__Given request__
Reproduce the listing below exactly. Pictures do not belong in the copy.

__Available data__
⟨
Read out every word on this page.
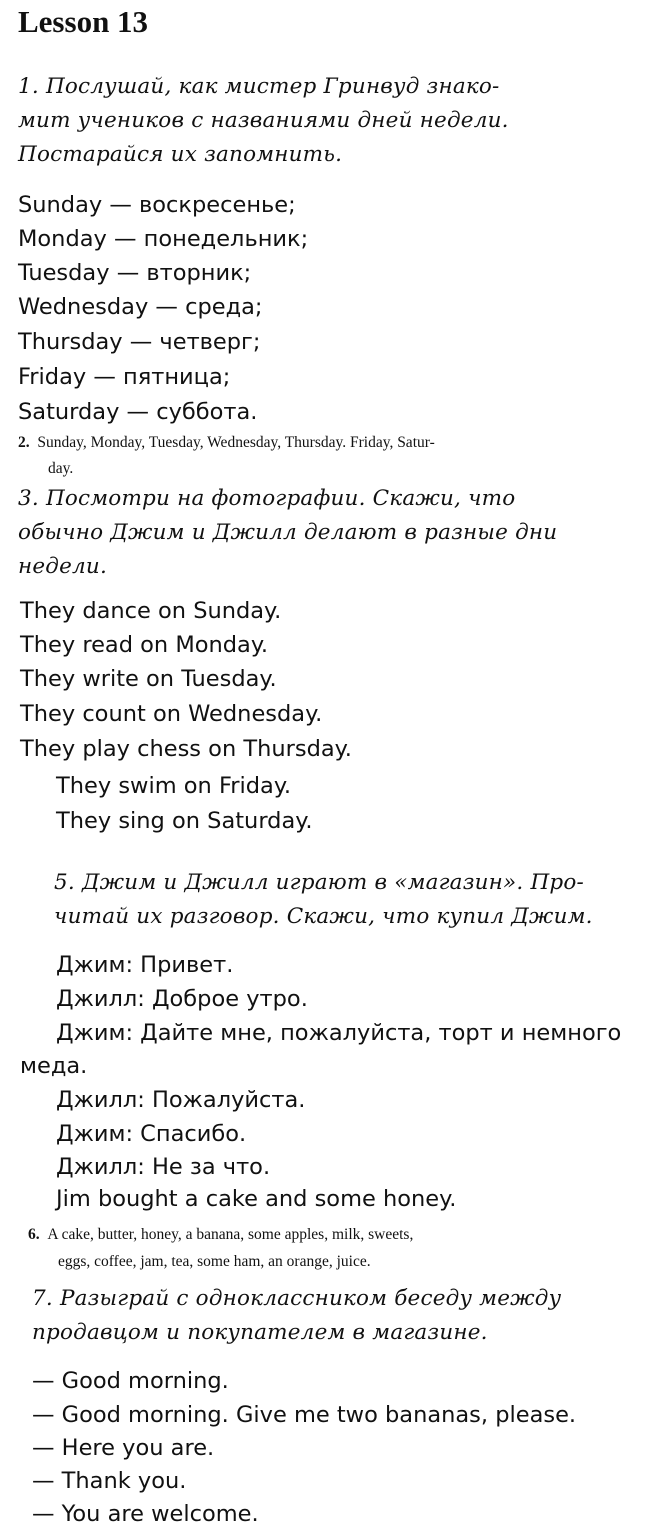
Lesson 13
1. Послушай, как мистер Гринвуд знако-
мит учеников с названиями дней недели.
Постарайся их запомнить.
Sunday — воскресенье;
Monday — понедельник;
Tuesday — вторник;
Wednesday — среда;
Thursday — четверг;
Friday — пятница;
Saturday — суббота.
2. Sunday, Monday, Tuesday, Wednesday, Thursday. Friday, Satur-
day.
3. Посмотри на фотографии. Скажи, что
обычно Джим и Джилл делают в разные дни
недели.
They dance on Sunday.
They read on Monday.
They write on Tuesday.
They count on Wednesday.
They play chess on Thursday.
They swim on Friday.
They sing on Saturday.
5. Джим и Джилл играют в «магазин». Про-
читай их разговор. Скажи, что купил Джим.
Джим: Привет.
Джилл: Доброе утро.
Джим: Дайте мне, пожалуйста, торт и немного
меда.
Джилл: Пожалуйста.
Джим: Спасибо.
Джилл: Не за что.
Jim bought a cake and some honey.
6. A cake, butter, honey, a banana, some apples, milk, sweets,
eggs, coffee, jam, tea, some ham, an orange, juice.
7. Разыграй с одноклассником беседу между
продавцом и покупателем в магазине.
— Good morning.
— Good morning. Give me two bananas, please.
— Here you are.
— Thank you.
— You are welcome.
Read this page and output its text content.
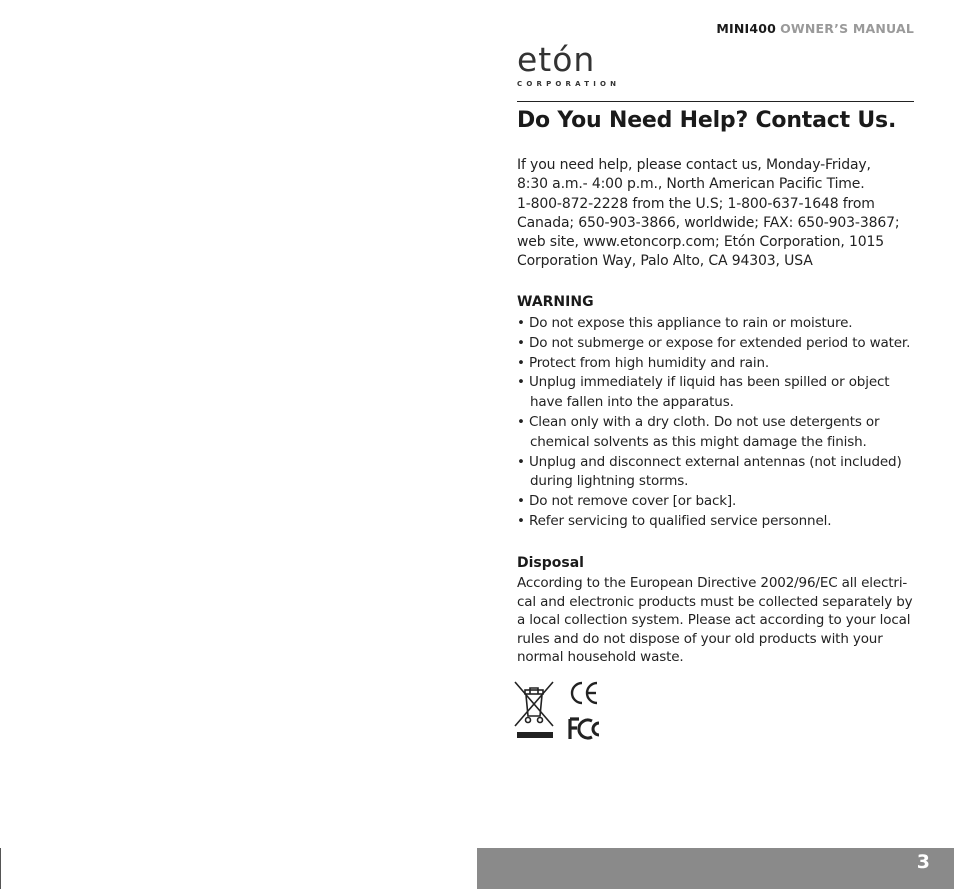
MINI400 OWNER’S MANUAL
etón
CORPORATION
Do You Need Help? Contact Us.
If you need help, please contact us, Monday-Friday,
8:30 a.m.- 4:00 p.m., North American Pacific Time.
1-800-872-2228 from the U.S; 1-800-637-1648 from
Canada; 650-903-3866, worldwide; FAX: 650-903-3867;
web site, www.etoncorp.com; Etón Corporation, 1015
Corporation Way, Palo Alto, CA 94303, USA
WARNING
• Do not expose this appliance to rain or moisture.
• Do not submerge or expose for extended period to water.
• Protect from high humidity and rain.
• Unplug immediately if liquid has been spilled or object
have fallen into the apparatus.
• Clean only with a dry cloth. Do not use detergents or
chemical solvents as this might damage the finish.
• Unplug and disconnect external antennas (not included)
during lightning storms.
• Do not remove cover [or back].
• Refer servicing to qualified service personnel.
Disposal
According to the European Directive 2002/96/EC all electri-
cal and electronic products must be collected separately by
a local collection system. Please act according to your local
rules and do not dispose of your old products with your
normal household waste.
3
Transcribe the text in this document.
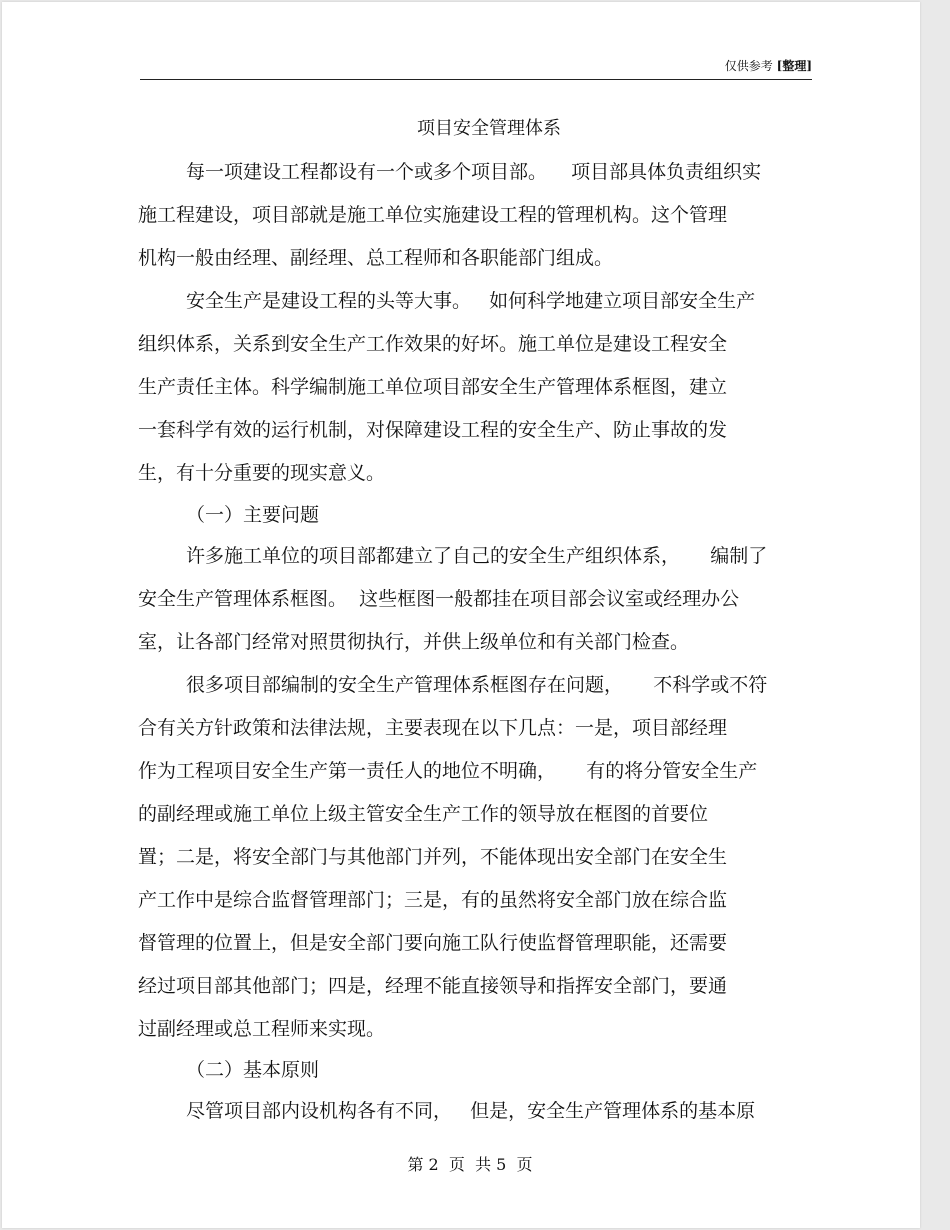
仅供参考 [整理]
项目安全管理体系
每一项建设工程都设有一个或多个项目部。    项目部具体负责组织实
施工程建设，项目部就是施工单位实施建设工程的管理机构。这个管理
机构一般由经理、副经理、总工程师和各职能部门组成。
安全生产是建设工程的头等大事。   如何科学地建立项目部安全生产
组织体系，关系到安全生产工作效果的好坏。施工单位是建设工程安全
生产责任主体。科学编制施工单位项目部安全生产管理体系框图，建立
一套科学有效的运行机制，对保障建设工程的安全生产、防止事故的发
生，有十分重要的现实意义。
（一）主要问题
许多施工单位的项目部都建立了自己的安全生产组织体系，     编制了
安全生产管理体系框图。  这些框图一般都挂在项目部会议室或经理办公
室，让各部门经常对照贯彻执行，并供上级单位和有关部门检查。
很多项目部编制的安全生产管理体系框图存在问题，     不科学或不符
合有关方针政策和法律法规，主要表现在以下几点：一是，项目部经理
作为工程项目安全生产第一责任人的地位不明确，     有的将分管安全生产
的副经理或施工单位上级主管安全生产工作的领导放在框图的首要位
置；二是，将安全部门与其他部门并列，不能体现出安全部门在安全生
产工作中是综合监督管理部门；三是，有的虽然将安全部门放在综合监
督管理的位置上，但是安全部门要向施工队行使监督管理职能，还需要
经过项目部其他部门；四是，经理不能直接领导和指挥安全部门，要通
过副经理或总工程师来实现。
（二）基本原则
尽管项目部内设机构各有不同，   但是，安全生产管理体系的基本原
第 2  页  共 5  页
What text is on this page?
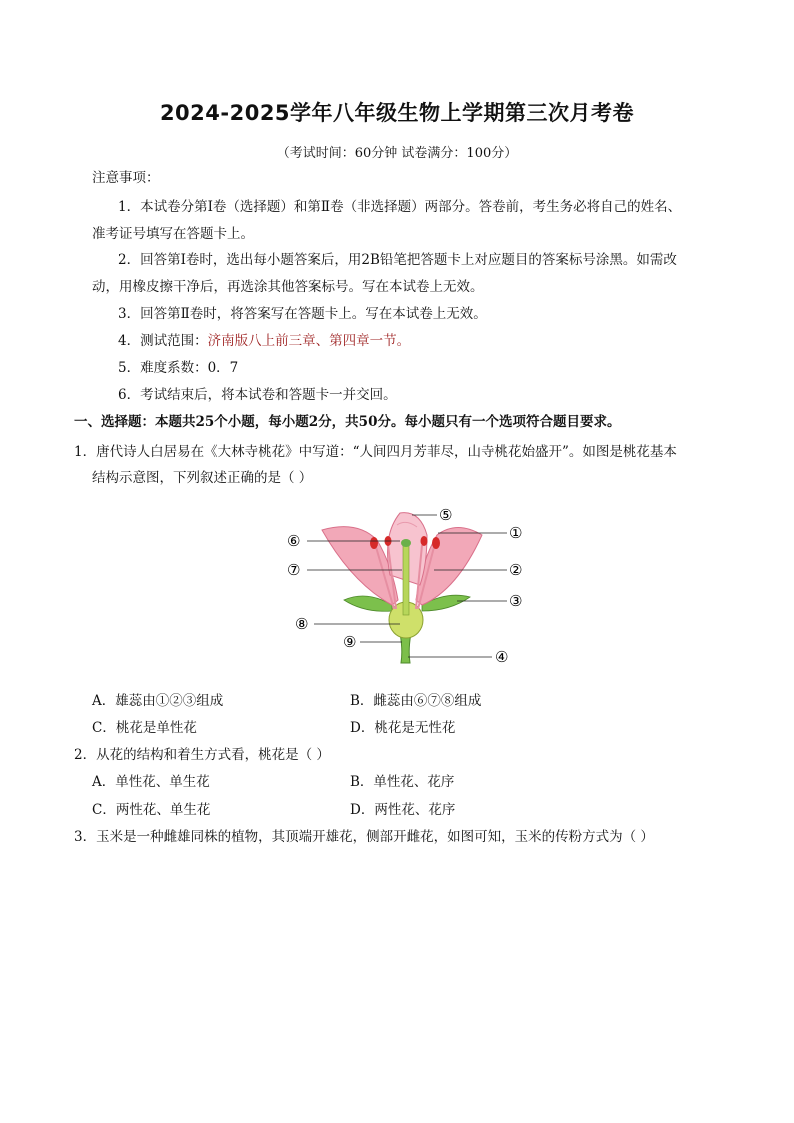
2024-2025学年八年级生物上学期第三次月考卷
（考试时间：60分钟 试卷满分：100分）
注意事项：
1．本试卷分第Ⅰ卷（选择题）和第Ⅱ卷（非选择题）两部分。答卷前，考生务必将自己的姓名、
准考证号填写在答题卡上。
2．回答第Ⅰ卷时，选出每小题答案后，用2B铅笔把答题卡上对应题目的答案标号涂黑。如需改
动，用橡皮擦干净后，再选涂其他答案标号。写在本试卷上无效。
3．回答第Ⅱ卷时，将答案写在答题卡上。写在本试卷上无效。
4．测试范围：济南版八上前三章、第四章一节。
5．难度系数：0．7
6．考试结束后，将本试卷和答题卡一并交回。
一、选择题：本题共25个小题，每小题2分，共50分。每小题只有一个选项符合题目要求。
1．唐代诗人白居易在《大林寺桃花》中写道：“人间四月芳菲尽，山寺桃花始盛开”。如图是桃花基本
结构示意图，下列叙述正确的是（ ）
⑤
①
⑥
⑦	②
③
⑧
⑨
④
A．雄蕊由①②③组成	B．雌蕊由⑥⑦⑧组成
C．桃花是单性花	D．桃花是无性花
2．从花的结构和着生方式看，桃花是（ ）
A．单性花、单生花	B．单性花、花序
C．两性花、单生花	D．两性花、花序
3．玉米是一种雌雄同株的植物，其顶端开雄花，侧部开雌花，如图可知，玉米的传粉方式为（ ）
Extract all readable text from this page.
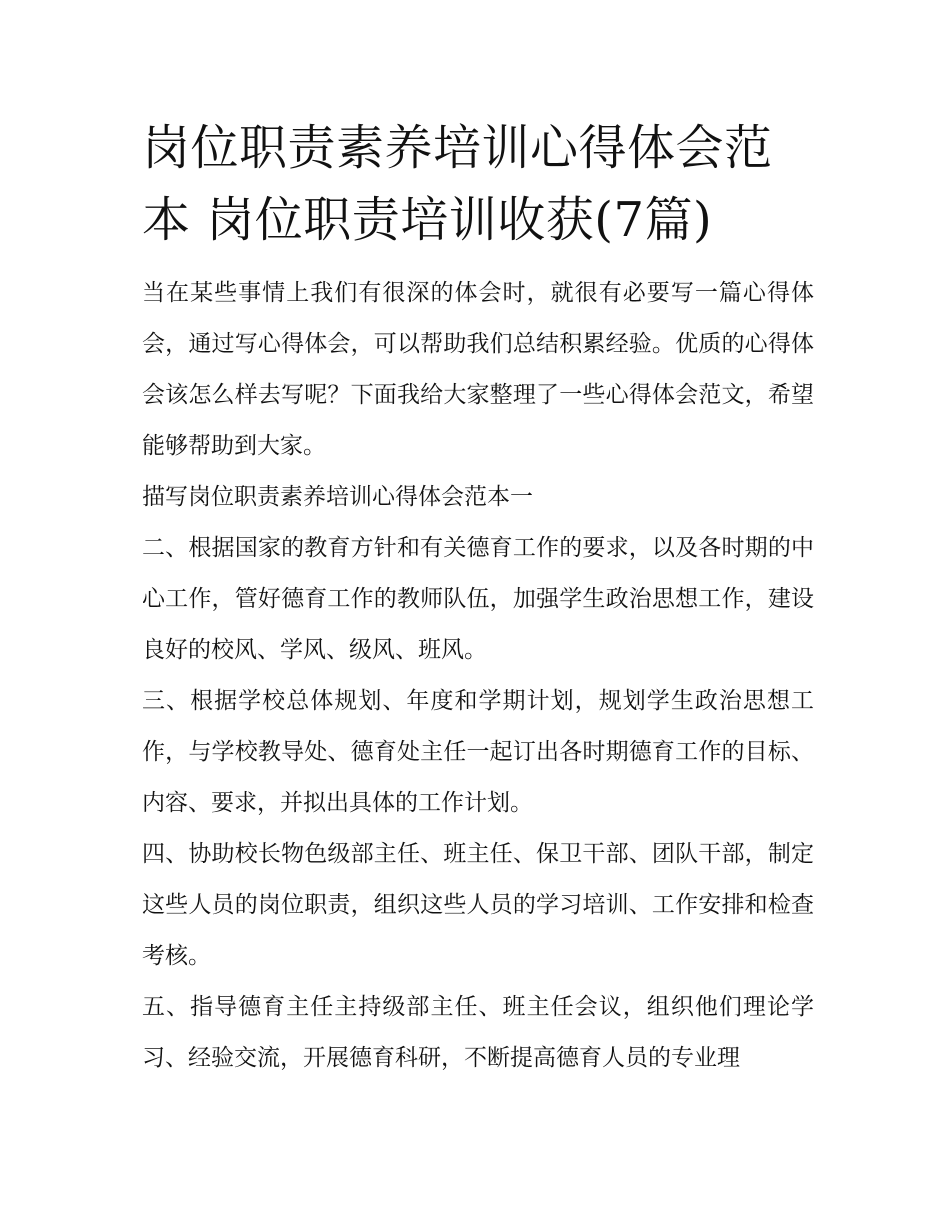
岗位职责素养培训心得体会范本 岗位职责培训收获(7篇)

当在某些事情上我们有很深的体会时，就很有必要写一篇心得体会，通过写心得体会，可以帮助我们总结积累经验。优质的心得体会该怎么样去写呢？下面我给大家整理了一些心得体会范文，希望能够帮助到大家。

描写岗位职责素养培训心得体会范本一

二、根据国家的教育方针和有关德育工作的要求，以及各时期的中心工作，管好德育工作的教师队伍，加强学生政治思想工作，建设良好的校风、学风、级风、班风。

三、根据学校总体规划、年度和学期计划，规划学生政治思想工作，与学校教导处、德育处主任一起订出各时期德育工作的目标、内容、要求，并拟出具体的工作计划。

四、协助校长物色级部主任、班主任、保卫干部、团队干部，制定这些人员的岗位职责，组织这些人员的学习培训、工作安排和检查考核。

五、指导德育主任主持级部主任、班主任会议，组织他们理论学习、经验交流，开展德育科研，不断提高德育人员的专业理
⟩
__Complete response__
Read out every word on this page.
Lesson 13
1. Послушай, как мистер Гринвуд знако-
мит учеников с названиями дней недели.
Постарайся их запомнить.
Sunday — воскресенье;
Monday — понедельник;
Tuesday — вторник;
Wednesday — среда;
Thursday — четверг;
Friday — пятница;
Saturday — суббота.
2. Sunday, Monday, Tuesday, Wednesday, Thursday. Friday, Satur-
day.
3. Посмотри на фотографии. Скажи, что
обычно Джим и Джилл делают в разные дни
недели.
They dance on Sunday.
They read on Monday.
They write on Tuesday.
They count on Wednesday.
They play chess on Thursday.
They swim on Friday.
They sing on Saturday.
5. Джим и Джилл играют в «магазин». Про-
читай их разговор. Скажи, что купил Джим.
Джим: Привет.
Джилл: Доброе утро.
Джим: Дайте мне, пожалуйста, торт и немного
меда.
Джилл: Пожалуйста.
Джим: Спасибо.
Джилл: Не за что.
Jim bought a cake and some honey.
6. A cake, butter, honey, a banana, some apples, milk, sweets,
eggs, coffee, jam, tea, some ham, an orange, juice.
7. Разыграй с одноклассником беседу между
продавцом и покупателем в магазине.
— Good morning.
— Good morning. Give me two bananas, please.
— Here you are.
— Thank you.
— You are welcome.
Read this page and output its text content.
MINI400 OWNER’S MANUAL
etón
CORPORATION
Do You Need Help? Contact Us.
If you need help, please contact us, Monday-Friday,
8:30 a.m.- 4:00 p.m., North American Pacific Time.
1-800-872-2228 from the U.S; 1-800-637-1648 from
Canada; 650-903-3866, worldwide; FAX: 650-903-3867;
web site, www.etoncorp.com; Etón Corporation, 1015
Corporation Way, Palo Alto, CA 94303, USA
WARNING
• Do not expose this appliance to rain or moisture.
• Do not submerge or expose for extended period to water.
• Protect from high humidity and rain.
• Unplug immediately if liquid has been spilled or object
have fallen into the apparatus.
• Clean only with a dry cloth. Do not use detergents or
chemical solvents as this might damage the finish.
• Unplug and disconnect external antennas (not included)
during lightning storms.
• Do not remove cover [or back].
• Refer servicing to qualified service personnel.
Disposal
According to the European Directive 2002/96/EC all electri-
cal and electronic products must be collected separately by
a local collection system. Please act according to your local
rules and do not dispose of your old products with your
normal household waste.
3
Transcribe the text in this document.
仅供参考 [整理]
项目安全管理体系
每一项建设工程都设有一个或多个项目部。    项目部具体负责组织实
施工程建设，项目部就是施工单位实施建设工程的管理机构。这个管理
机构一般由经理、副经理、总工程师和各职能部门组成。
安全生产是建设工程的头等大事。   如何科学地建立项目部安全生产
组织体系，关系到安全生产工作效果的好坏。施工单位是建设工程安全
生产责任主体。科学编制施工单位项目部安全生产管理体系框图，建立
一套科学有效的运行机制，对保障建设工程的安全生产、防止事故的发
生，有十分重要的现实意义。
（一）主要问题
许多施工单位的项目部都建立了自己的安全生产组织体系，     编制了
安全生产管理体系框图。  这些框图一般都挂在项目部会议室或经理办公
室，让各部门经常对照贯彻执行，并供上级单位和有关部门检查。
很多项目部编制的安全生产管理体系框图存在问题，     不科学或不符
合有关方针政策和法律法规，主要表现在以下几点：一是，项目部经理
作为工程项目安全生产第一责任人的地位不明确，     有的将分管安全生产
的副经理或施工单位上级主管安全生产工作的领导放在框图的首要位
置；二是，将安全部门与其他部门并列，不能体现出安全部门在安全生
产工作中是综合监督管理部门；三是，有的虽然将安全部门放在综合监
督管理的位置上，但是安全部门要向施工队行使监督管理职能，还需要
经过项目部其他部门；四是，经理不能直接领导和指挥安全部门，要通
过副经理或总工程师来实现。
（二）基本原则
尽管项目部内设机构各有不同，   但是，安全生产管理体系的基本原
第 2  页  共 5  页
What text is on this page?
2024-2025学年八年级生物上学期第三次月考卷
（考试时间：60分钟 试卷满分：100分）
注意事项：
1．本试卷分第Ⅰ卷（选择题）和第Ⅱ卷（非选择题）两部分。答卷前，考生务必将自己的姓名、
准考证号填写在答题卡上。
2．回答第Ⅰ卷时，选出每小题答案后，用2B铅笔把答题卡上对应题目的答案标号涂黑。如需改
动，用橡皮擦干净后，再选涂其他答案标号。写在本试卷上无效。
3．回答第Ⅱ卷时，将答案写在答题卡上。写在本试卷上无效。
4．测试范围：济南版八上前三章、第四章一节。
5．难度系数：0．7
6．考试结束后，将本试卷和答题卡一并交回。
一、选择题：本题共25个小题，每小题2分，共50分。每小题只有一个选项符合题目要求。
1．唐代诗人白居易在《大林寺桃花》中写道：“人间四月芳菲尽，山寺桃花始盛开”。如图是桃花基本
结构示意图，下列叙述正确的是（ ）
⑤
①
⑥
⑦	②
③
⑧
⑨
④
A．雄蕊由①②③组成	B．雌蕊由⑥⑦⑧组成
C．桃花是单性花	D．桃花是无性花
2．从花的结构和着生方式看，桃花是（ ）
A．单性花、单生花	B．单性花、花序
C．两性花、单生花	D．两性花、花序
3．玉米是一种雌雄同株的植物，其顶端开雄花，侧部开雌花，如图可知，玉米的传粉方式为（ ）
Extract all readable text from this page.
岗位职责素养培训心得体会范本 岗位职责培训收获(7篇)

当在某些事情上我们有很深的体会时，就很有必要写一篇心得体会，通过写心得体会，可以帮助我们总结积累经验。优质的心得体会该怎么样去写呢？下面我给大家整理了一些心得体会范文，希望能够帮助到大家。

描写岗位职责素养培训心得体会范本一

二、根据国家的教育方针和有关德育工作的要求，以及各时期的中心工作，管好德育工作的教师队伍，加强学生政治思想工作，建设良好的校风、学风、级风、班风。

三、根据学校总体规划、年度和学期计划，规划学生政治思想工作，与学校教导处、德育处主任一起订出各时期德育工作的目标、内容、要求，并拟出具体的工作计划。

四、协助校长物色级部主任、班主任、保卫干部、团队干部，制定这些人员的岗位职责，组织这些人员的学习培训、工作安排和检查考核。

五、指导德育主任主持级部主任、班主任会议，组织他们理论学习、经验交流，开展德育科研，不断提高德育人员的专业理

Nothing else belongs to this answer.